● **TASK PROMPT**
In the records below, pick out all lines containing the word "upper".

● **EXERCISE DATA**
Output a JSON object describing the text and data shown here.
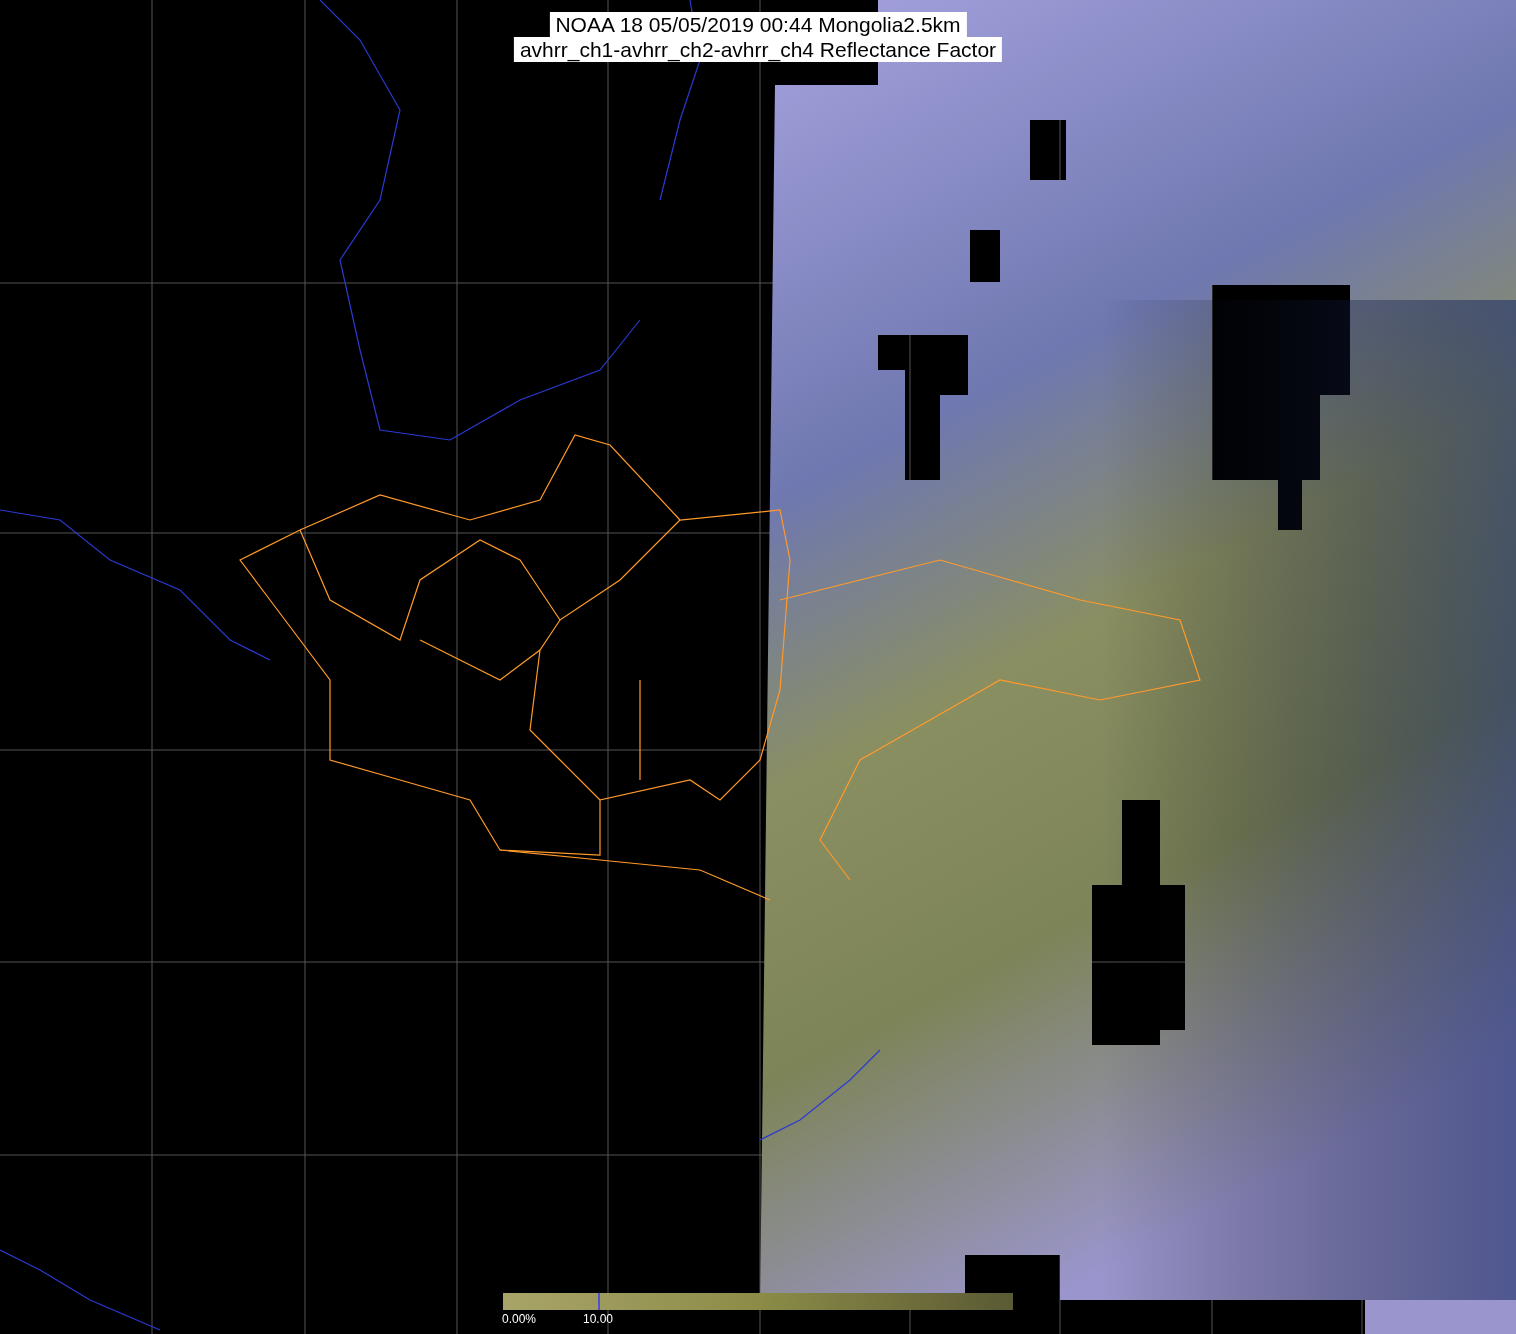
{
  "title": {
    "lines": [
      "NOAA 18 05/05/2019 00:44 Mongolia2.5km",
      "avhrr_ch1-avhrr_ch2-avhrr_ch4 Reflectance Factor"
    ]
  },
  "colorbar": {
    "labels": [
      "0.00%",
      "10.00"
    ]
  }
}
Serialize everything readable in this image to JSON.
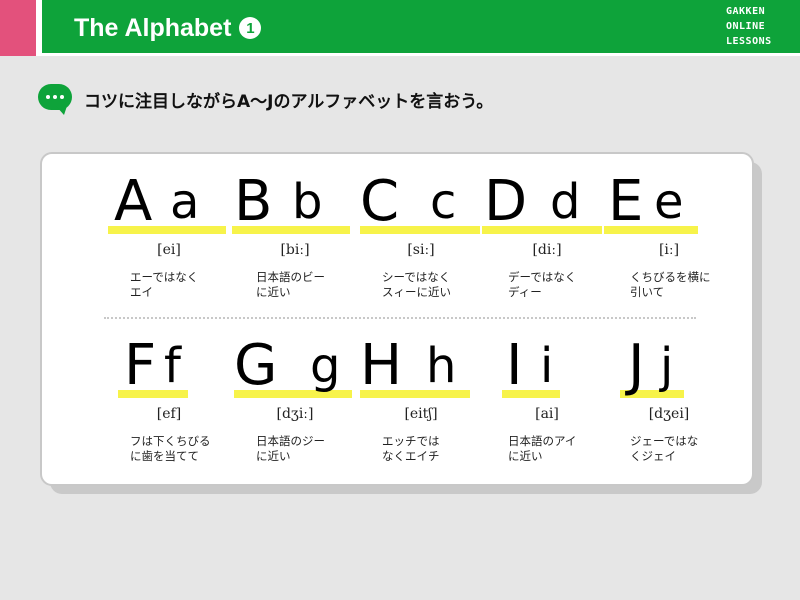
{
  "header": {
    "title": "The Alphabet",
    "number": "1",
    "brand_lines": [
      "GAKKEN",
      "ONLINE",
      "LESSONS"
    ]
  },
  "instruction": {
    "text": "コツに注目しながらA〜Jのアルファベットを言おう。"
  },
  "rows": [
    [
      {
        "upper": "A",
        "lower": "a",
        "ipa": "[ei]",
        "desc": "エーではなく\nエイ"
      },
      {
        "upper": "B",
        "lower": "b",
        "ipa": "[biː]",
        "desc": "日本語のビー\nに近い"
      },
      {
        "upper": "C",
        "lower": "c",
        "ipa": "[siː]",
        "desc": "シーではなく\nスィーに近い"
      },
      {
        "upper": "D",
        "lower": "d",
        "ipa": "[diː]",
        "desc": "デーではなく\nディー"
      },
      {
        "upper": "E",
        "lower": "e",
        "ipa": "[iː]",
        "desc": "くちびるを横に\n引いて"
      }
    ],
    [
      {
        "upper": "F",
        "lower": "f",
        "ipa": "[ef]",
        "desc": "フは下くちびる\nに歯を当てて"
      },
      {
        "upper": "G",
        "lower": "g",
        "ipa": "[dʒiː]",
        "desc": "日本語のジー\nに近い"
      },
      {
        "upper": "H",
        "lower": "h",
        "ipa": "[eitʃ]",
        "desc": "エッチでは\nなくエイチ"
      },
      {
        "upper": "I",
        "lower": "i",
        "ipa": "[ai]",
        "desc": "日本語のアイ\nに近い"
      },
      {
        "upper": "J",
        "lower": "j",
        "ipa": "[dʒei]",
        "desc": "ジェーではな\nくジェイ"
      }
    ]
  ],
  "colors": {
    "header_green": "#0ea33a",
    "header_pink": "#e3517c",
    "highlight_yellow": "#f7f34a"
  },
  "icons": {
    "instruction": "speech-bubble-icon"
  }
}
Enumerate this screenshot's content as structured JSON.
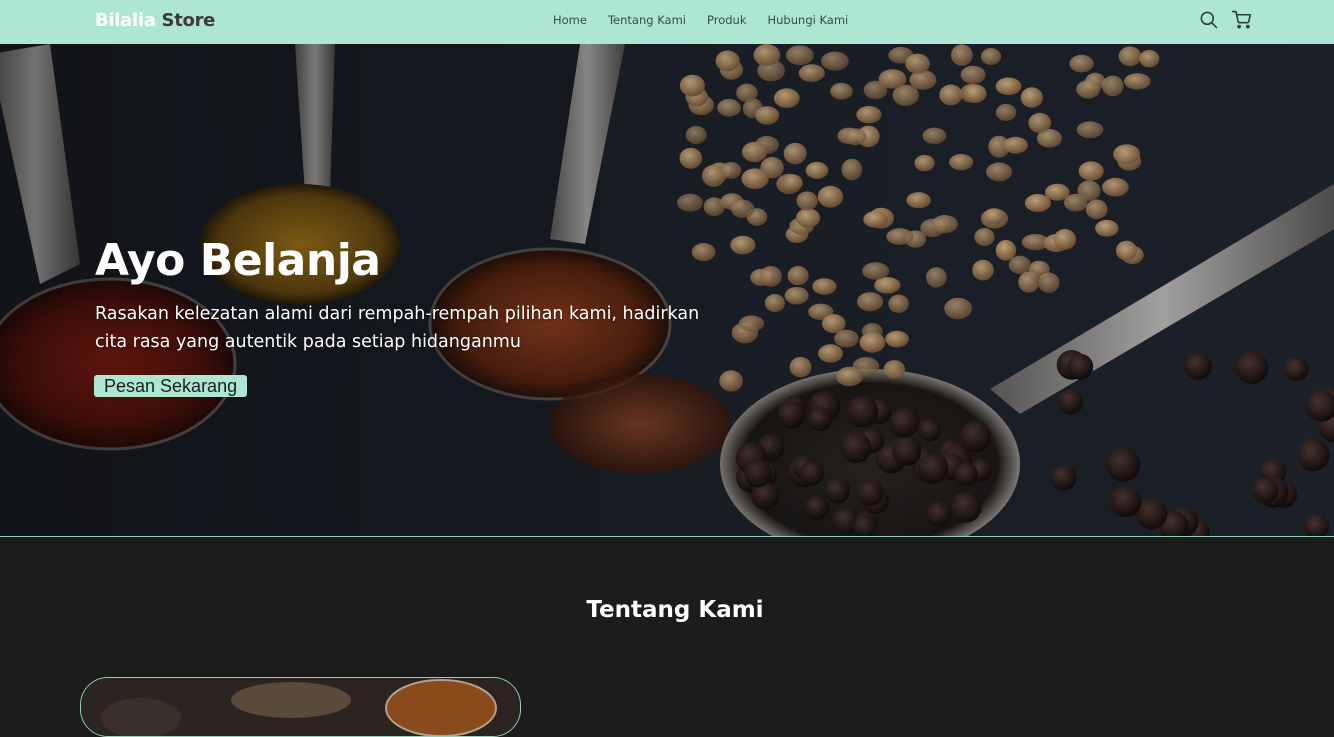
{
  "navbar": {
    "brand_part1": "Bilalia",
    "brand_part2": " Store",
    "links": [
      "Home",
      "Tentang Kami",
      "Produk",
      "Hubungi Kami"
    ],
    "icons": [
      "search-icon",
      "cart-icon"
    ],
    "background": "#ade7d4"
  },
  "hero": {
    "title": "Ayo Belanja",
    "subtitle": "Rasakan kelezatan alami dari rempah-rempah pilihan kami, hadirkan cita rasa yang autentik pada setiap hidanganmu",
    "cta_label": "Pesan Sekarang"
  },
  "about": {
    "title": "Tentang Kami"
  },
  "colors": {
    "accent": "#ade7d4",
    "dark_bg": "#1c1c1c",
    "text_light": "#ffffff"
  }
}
...
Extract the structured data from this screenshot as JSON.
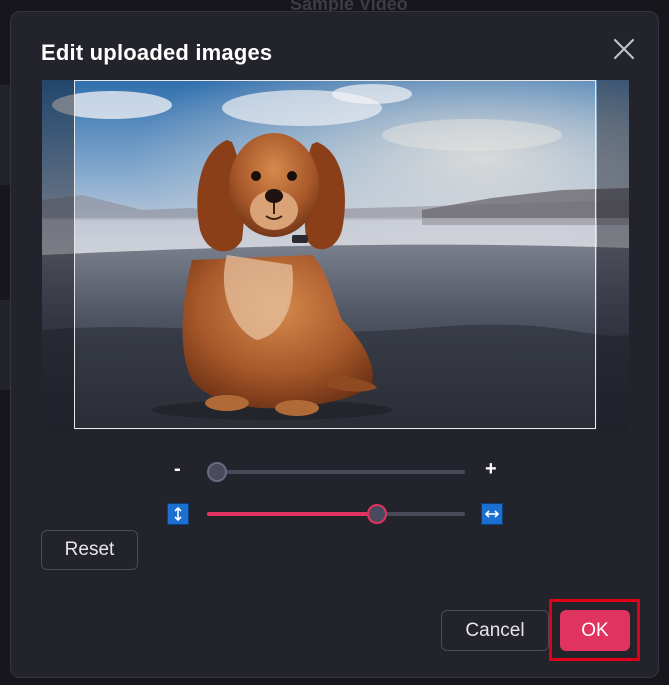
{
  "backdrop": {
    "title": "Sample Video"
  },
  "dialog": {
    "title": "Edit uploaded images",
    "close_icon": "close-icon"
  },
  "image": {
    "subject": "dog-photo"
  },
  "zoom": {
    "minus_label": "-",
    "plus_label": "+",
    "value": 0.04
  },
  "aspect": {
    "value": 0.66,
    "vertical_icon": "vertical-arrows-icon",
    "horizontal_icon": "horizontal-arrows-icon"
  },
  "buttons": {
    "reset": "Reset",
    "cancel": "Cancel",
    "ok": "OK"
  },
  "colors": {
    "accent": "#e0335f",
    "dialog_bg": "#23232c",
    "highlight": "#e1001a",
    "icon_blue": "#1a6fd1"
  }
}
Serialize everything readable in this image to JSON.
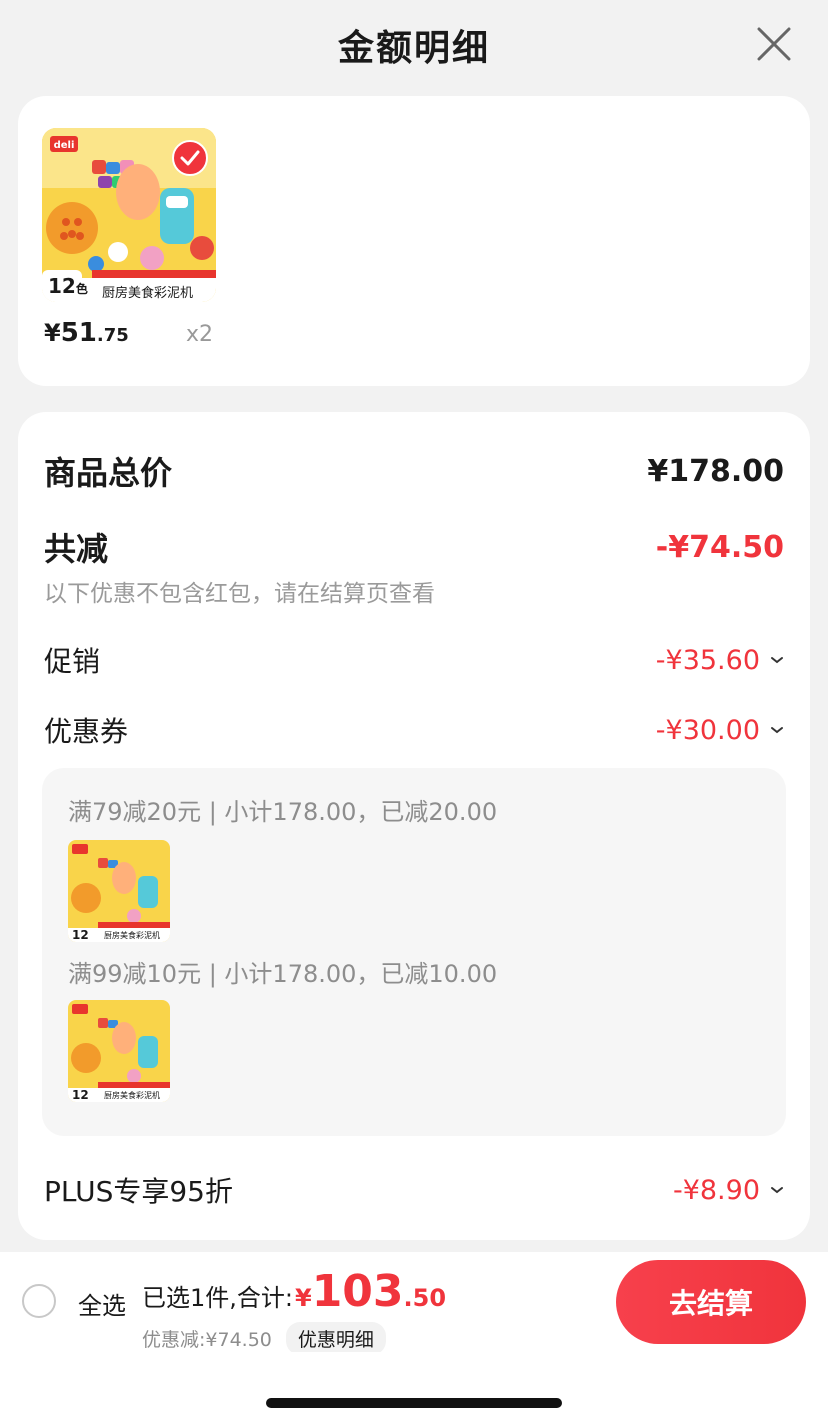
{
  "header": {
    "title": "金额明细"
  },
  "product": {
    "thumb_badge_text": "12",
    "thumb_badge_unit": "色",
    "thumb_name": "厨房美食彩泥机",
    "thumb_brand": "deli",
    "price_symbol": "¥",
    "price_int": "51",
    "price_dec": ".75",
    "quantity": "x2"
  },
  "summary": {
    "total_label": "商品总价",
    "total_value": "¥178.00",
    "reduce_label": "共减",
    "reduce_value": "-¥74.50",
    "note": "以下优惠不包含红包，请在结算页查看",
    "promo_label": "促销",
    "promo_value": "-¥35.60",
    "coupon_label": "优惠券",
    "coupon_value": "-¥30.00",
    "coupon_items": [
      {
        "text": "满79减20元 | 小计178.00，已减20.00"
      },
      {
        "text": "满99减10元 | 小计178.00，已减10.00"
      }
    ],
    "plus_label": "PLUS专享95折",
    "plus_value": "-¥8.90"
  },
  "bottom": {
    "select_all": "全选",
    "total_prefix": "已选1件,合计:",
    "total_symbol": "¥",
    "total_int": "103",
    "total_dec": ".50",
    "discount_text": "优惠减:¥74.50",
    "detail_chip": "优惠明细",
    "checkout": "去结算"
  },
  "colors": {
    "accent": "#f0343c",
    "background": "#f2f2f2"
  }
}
==
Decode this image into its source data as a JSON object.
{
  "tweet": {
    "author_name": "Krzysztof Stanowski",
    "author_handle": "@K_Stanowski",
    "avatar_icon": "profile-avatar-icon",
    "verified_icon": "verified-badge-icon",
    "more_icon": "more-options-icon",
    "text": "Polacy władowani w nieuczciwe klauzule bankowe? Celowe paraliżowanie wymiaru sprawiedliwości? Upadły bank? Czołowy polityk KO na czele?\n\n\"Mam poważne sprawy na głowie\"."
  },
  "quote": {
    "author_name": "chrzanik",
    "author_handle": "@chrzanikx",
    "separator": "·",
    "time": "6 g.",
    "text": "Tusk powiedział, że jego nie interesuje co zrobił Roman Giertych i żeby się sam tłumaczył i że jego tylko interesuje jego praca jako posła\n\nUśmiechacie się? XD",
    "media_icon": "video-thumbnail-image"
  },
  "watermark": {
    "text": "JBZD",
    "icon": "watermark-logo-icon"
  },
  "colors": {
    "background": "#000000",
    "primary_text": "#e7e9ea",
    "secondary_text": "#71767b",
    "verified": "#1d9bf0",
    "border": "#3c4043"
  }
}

● **COMPLETE OUTPUT**
        "upper": "A",
        "upper": "B",
        "upper": "C",
        "upper": "D",
        "upper": "E",
        "upper": "F",
        "upper": "G",
        "upper": "H",
        "upper": "I",
        "upper": "J",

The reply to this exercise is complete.